Exercise goal:
Search the data below for "организаторов"; list each line that holds it.

Available data:
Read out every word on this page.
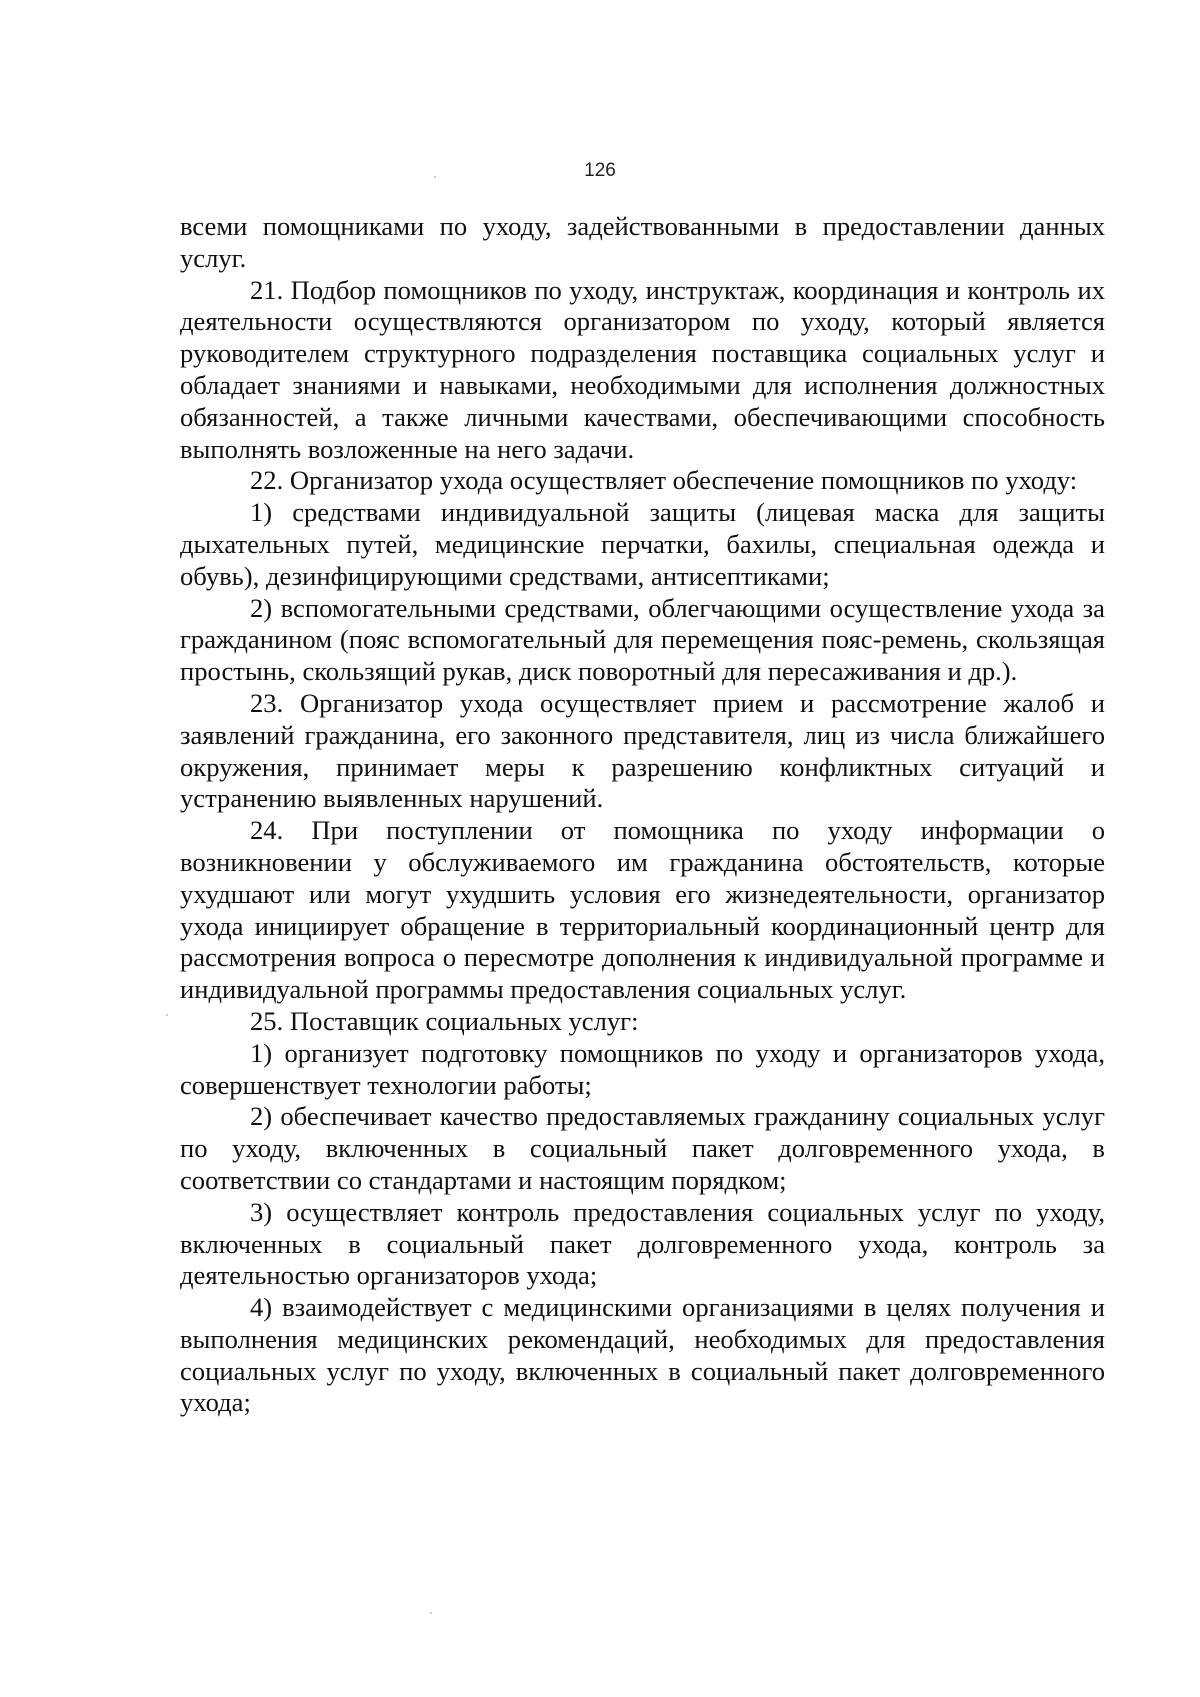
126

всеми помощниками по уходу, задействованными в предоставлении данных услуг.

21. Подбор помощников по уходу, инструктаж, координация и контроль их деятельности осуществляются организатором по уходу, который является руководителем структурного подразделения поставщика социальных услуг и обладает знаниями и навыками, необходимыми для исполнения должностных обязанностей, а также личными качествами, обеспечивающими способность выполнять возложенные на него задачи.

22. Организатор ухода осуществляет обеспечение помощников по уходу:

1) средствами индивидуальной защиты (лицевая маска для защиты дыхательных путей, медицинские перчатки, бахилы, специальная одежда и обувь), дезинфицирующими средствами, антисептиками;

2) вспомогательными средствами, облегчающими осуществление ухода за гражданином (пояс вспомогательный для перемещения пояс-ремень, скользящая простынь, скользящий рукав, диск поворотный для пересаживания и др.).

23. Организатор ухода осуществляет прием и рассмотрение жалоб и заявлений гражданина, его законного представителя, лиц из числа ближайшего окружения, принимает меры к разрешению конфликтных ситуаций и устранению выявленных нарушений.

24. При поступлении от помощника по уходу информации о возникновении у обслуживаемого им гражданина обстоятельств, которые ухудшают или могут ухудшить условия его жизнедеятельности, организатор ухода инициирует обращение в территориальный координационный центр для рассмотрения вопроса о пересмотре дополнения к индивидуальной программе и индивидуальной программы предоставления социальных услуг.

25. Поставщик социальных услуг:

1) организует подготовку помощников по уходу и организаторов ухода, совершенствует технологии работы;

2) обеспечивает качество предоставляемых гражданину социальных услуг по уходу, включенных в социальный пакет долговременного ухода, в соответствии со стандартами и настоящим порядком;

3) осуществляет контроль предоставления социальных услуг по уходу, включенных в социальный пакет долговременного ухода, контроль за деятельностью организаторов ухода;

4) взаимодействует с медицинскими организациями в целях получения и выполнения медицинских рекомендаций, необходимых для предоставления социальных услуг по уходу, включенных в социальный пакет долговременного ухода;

Result:
1) организует подготовку помощников по уходу и организаторов ухода, совершенствует технологии работы;
3) осуществляет контроль предоставления социальных услуг по уходу, включенных в социальный пакет долговременного ухода, контроль за деятельностью организаторов ухода;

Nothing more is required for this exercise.